Without including any pictures, write out the listing below exactly.

[Part of a data file]
* * * *
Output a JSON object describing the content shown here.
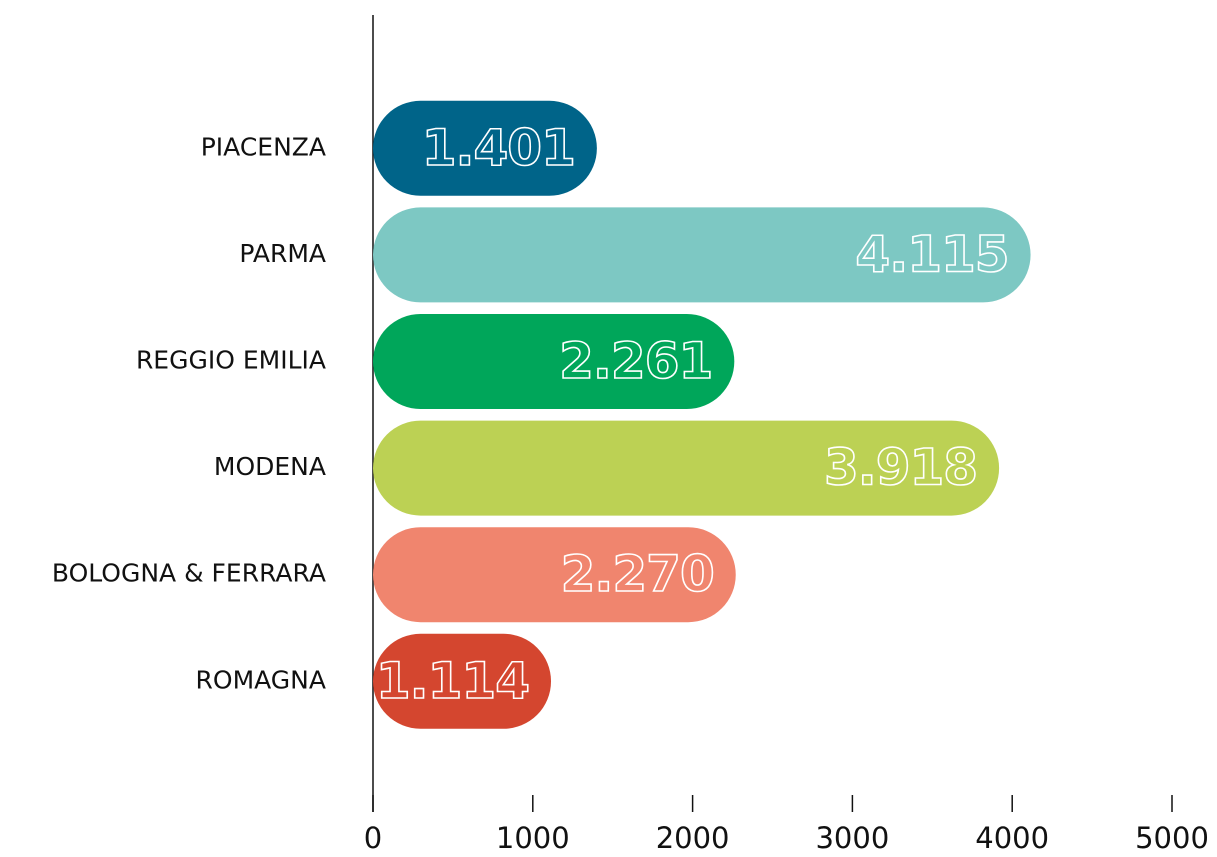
{
  "chart_data": {
    "type": "bar",
    "orientation": "horizontal",
    "categories": [
      "PIACENZA",
      "PARMA",
      "REGGIO EMILIA",
      "MODENA",
      "BOLOGNA & FERRARA",
      "ROMAGNA"
    ],
    "values": [
      1401,
      4115,
      2261,
      3918,
      2270,
      1114
    ],
    "value_labels": [
      "1.401",
      "4.115",
      "2.261",
      "3.918",
      "2.270",
      "1.114"
    ],
    "colors": [
      "#006489",
      "#7dc8c3",
      "#00a65a",
      "#bcd154",
      "#f0856e",
      "#d4462f"
    ],
    "xlim": [
      0,
      5000
    ],
    "xticks": [
      0,
      1000,
      2000,
      3000,
      4000,
      5000
    ],
    "grid": false
  }
}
* * * *
* [Result below]
Output a JSON object describing the content shown here.
{
  "chart_data": {
    "type": "bar",
    "orientation": "horizontal",
    "categories": [
      "PIACENZA",
      "PARMA",
      "REGGIO EMILIA",
      "MODENA",
      "BOLOGNA & FERRARA",
      "ROMAGNA"
    ],
    "values": [
      1401,
      4115,
      2261,
      3918,
      2270,
      1114
    ],
    "value_labels": [
      "1.401",
      "4.115",
      "2.261",
      "3.918",
      "2.270",
      "1.114"
    ],
    "colors": [
      "#006489",
      "#7dc8c3",
      "#00a65a",
      "#bcd154",
      "#f0856e",
      "#d4462f"
    ],
    "xlim": [
      0,
      5000
    ],
    "xticks": [
      0,
      1000,
      2000,
      3000,
      4000,
      5000
    ],
    "grid": false
  }
}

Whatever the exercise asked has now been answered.